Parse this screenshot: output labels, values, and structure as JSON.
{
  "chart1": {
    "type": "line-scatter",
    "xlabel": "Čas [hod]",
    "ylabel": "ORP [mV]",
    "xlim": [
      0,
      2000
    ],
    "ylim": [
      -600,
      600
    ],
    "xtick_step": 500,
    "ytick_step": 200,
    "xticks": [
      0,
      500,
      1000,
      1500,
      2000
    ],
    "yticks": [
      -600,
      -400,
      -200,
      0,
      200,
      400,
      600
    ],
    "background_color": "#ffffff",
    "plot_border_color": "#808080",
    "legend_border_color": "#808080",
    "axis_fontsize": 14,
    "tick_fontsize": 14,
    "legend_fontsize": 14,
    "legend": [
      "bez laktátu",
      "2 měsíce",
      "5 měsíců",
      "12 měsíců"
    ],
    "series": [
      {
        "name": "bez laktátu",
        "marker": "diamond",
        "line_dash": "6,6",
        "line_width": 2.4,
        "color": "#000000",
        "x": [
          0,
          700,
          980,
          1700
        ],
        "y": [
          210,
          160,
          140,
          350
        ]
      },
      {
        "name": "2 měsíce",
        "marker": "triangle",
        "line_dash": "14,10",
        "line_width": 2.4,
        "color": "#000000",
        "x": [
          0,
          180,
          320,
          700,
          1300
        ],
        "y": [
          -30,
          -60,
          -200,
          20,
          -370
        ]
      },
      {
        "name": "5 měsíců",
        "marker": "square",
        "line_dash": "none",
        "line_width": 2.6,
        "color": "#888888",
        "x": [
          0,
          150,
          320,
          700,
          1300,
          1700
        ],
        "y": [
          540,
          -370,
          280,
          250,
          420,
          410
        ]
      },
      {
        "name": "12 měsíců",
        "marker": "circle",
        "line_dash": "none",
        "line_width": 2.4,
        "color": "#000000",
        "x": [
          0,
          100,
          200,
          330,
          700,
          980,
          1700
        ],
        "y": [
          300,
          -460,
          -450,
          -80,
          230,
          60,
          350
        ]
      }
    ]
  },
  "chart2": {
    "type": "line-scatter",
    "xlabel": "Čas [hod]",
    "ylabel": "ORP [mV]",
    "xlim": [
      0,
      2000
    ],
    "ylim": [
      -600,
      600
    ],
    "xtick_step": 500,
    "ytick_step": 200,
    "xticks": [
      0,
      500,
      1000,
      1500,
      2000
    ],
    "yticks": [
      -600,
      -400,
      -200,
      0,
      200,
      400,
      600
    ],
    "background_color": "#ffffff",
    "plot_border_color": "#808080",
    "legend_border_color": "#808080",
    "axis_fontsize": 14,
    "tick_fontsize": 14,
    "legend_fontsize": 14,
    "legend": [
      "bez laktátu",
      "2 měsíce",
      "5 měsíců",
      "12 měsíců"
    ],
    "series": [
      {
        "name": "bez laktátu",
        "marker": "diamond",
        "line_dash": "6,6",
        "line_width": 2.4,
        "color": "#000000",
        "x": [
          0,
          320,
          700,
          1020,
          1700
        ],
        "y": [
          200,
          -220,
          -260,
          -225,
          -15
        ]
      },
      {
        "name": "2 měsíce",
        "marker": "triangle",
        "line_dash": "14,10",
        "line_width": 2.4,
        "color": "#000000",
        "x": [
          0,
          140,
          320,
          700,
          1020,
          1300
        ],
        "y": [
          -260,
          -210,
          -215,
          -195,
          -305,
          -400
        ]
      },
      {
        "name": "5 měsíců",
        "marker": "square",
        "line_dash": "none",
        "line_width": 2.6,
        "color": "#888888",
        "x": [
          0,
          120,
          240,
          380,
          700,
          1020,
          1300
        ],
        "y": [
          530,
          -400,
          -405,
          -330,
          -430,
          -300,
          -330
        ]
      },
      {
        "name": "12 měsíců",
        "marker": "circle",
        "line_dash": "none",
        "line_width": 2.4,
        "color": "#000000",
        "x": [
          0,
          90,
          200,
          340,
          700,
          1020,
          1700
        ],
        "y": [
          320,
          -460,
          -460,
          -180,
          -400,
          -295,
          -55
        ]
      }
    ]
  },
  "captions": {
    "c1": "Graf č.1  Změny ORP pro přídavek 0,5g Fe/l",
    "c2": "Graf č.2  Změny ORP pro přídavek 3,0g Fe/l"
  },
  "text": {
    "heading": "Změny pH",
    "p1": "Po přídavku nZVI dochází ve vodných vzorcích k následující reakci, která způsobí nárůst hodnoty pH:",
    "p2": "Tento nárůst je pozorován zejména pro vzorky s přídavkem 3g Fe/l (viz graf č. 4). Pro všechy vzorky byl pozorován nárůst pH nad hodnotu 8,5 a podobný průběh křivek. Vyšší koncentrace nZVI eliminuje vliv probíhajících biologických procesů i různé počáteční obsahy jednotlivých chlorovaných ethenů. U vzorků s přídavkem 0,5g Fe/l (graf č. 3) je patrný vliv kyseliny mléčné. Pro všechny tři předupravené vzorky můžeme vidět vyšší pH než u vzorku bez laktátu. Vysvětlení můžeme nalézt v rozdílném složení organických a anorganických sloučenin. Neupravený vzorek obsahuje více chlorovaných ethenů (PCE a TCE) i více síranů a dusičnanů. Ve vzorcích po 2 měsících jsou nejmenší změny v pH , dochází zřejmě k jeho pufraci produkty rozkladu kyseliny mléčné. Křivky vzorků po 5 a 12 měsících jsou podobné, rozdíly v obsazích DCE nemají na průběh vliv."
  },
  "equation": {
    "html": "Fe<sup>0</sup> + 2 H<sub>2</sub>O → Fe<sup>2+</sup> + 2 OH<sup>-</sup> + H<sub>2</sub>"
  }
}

—————

- _Aim_
The entries above should be repeated exactly, every one of them.

- _Exercise answer_
Parse this screenshot: output labels, values, and structure as JSON.
{
  "chart1": {
    "type": "line-scatter",
    "xlabel": "Čas [hod]",
    "ylabel": "ORP [mV]",
    "xlim": [
      0,
      2000
    ],
    "ylim": [
      -600,
      600
    ],
    "xtick_step": 500,
    "ytick_step": 200,
    "xticks": [
      0,
      500,
      1000,
      1500,
      2000
    ],
    "yticks": [
      -600,
      -400,
      -200,
      0,
      200,
      400,
      600
    ],
    "background_color": "#ffffff",
    "plot_border_color": "#808080",
    "legend_border_color": "#808080",
    "axis_fontsize": 14,
    "tick_fontsize": 14,
    "legend_fontsize": 14,
    "legend": [
      "bez laktátu",
      "2 měsíce",
      "5 měsíců",
      "12 měsíců"
    ],
    "series": [
      {
        "name": "bez laktátu",
        "marker": "diamond",
        "line_dash": "6,6",
        "line_width": 2.4,
        "color": "#000000",
        "x": [
          0,
          700,
          980,
          1700
        ],
        "y": [
          210,
          160,
          140,
          350
        ]
      },
      {
        "name": "2 měsíce",
        "marker": "triangle",
        "line_dash": "14,10",
        "line_width": 2.4,
        "color": "#000000",
        "x": [
          0,
          180,
          320,
          700,
          1300
        ],
        "y": [
          -30,
          -60,
          -200,
          20,
          -370
        ]
      },
      {
        "name": "5 měsíců",
        "marker": "square",
        "line_dash": "none",
        "line_width": 2.6,
        "color": "#888888",
        "x": [
          0,
          150,
          320,
          700,
          1300,
          1700
        ],
        "y": [
          540,
          -370,
          280,
          250,
          420,
          410
        ]
      },
      {
        "name": "12 měsíců",
        "marker": "circle",
        "line_dash": "none",
        "line_width": 2.4,
        "color": "#000000",
        "x": [
          0,
          100,
          200,
          330,
          700,
          980,
          1700
        ],
        "y": [
          300,
          -460,
          -450,
          -80,
          230,
          60,
          350
        ]
      }
    ]
  },
  "chart2": {
    "type": "line-scatter",
    "xlabel": "Čas [hod]",
    "ylabel": "ORP [mV]",
    "xlim": [
      0,
      2000
    ],
    "ylim": [
      -600,
      600
    ],
    "xtick_step": 500,
    "ytick_step": 200,
    "xticks": [
      0,
      500,
      1000,
      1500,
      2000
    ],
    "yticks": [
      -600,
      -400,
      -200,
      0,
      200,
      400,
      600
    ],
    "background_color": "#ffffff",
    "plot_border_color": "#808080",
    "legend_border_color": "#808080",
    "axis_fontsize": 14,
    "tick_fontsize": 14,
    "legend_fontsize": 14,
    "legend": [
      "bez laktátu",
      "2 měsíce",
      "5 měsíců",
      "12 měsíců"
    ],
    "series": [
      {
        "name": "bez laktátu",
        "marker": "diamond",
        "line_dash": "6,6",
        "line_width": 2.4,
        "color": "#000000",
        "x": [
          0,
          320,
          700,
          1020,
          1700
        ],
        "y": [
          200,
          -220,
          -260,
          -225,
          -15
        ]
      },
      {
        "name": "2 měsíce",
        "marker": "triangle",
        "line_dash": "14,10",
        "line_width": 2.4,
        "color": "#000000",
        "x": [
          0,
          140,
          320,
          700,
          1020,
          1300
        ],
        "y": [
          -260,
          -210,
          -215,
          -195,
          -305,
          -400
        ]
      },
      {
        "name": "5 měsíců",
        "marker": "square",
        "line_dash": "none",
        "line_width": 2.6,
        "color": "#888888",
        "x": [
          0,
          120,
          240,
          380,
          700,
          1020,
          1300
        ],
        "y": [
          530,
          -400,
          -405,
          -330,
          -430,
          -300,
          -330
        ]
      },
      {
        "name": "12 měsíců",
        "marker": "circle",
        "line_dash": "none",
        "line_width": 2.4,
        "color": "#000000",
        "x": [
          0,
          90,
          200,
          340,
          700,
          1020,
          1700
        ],
        "y": [
          320,
          -460,
          -460,
          -180,
          -400,
          -295,
          -55
        ]
      }
    ]
  },
  "captions": {
    "c1": "Graf č.1  Změny ORP pro přídavek 0,5g Fe/l",
    "c2": "Graf č.2  Změny ORP pro přídavek 3,0g Fe/l"
  },
  "text": {
    "heading": "Změny pH",
    "p1": "Po přídavku nZVI dochází ve vodných vzorcích k následující reakci, která způsobí nárůst hodnoty pH:",
    "p2": "Tento nárůst je pozorován zejména pro vzorky s přídavkem 3g Fe/l (viz graf č. 4). Pro všechy vzorky byl pozorován nárůst pH nad hodnotu 8,5 a podobný průběh křivek. Vyšší koncentrace nZVI eliminuje vliv probíhajících biologických procesů i různé počáteční obsahy jednotlivých chlorovaných ethenů. U vzorků s přídavkem 0,5g Fe/l (graf č. 3) je patrný vliv kyseliny mléčné. Pro všechny tři předupravené vzorky můžeme vidět vyšší pH než u vzorku bez laktátu. Vysvětlení můžeme nalézt v rozdílném složení organických a anorganických sloučenin. Neupravený vzorek obsahuje více chlorovaných ethenů (PCE a TCE) i více síranů a dusičnanů. Ve vzorcích po 2 měsících jsou nejmenší změny v pH , dochází zřejmě k jeho pufraci produkty rozkladu kyseliny mléčné. Křivky vzorků po 5 a 12 měsících jsou podobné, rozdíly v obsazích DCE nemají na průběh vliv."
  },
  "equation": {
    "html": "Fe<sup>0</sup> + 2 H<sub>2</sub>O → Fe<sup>2+</sup> + 2 OH<sup>-</sup> + H<sub>2</sub>"
  }
}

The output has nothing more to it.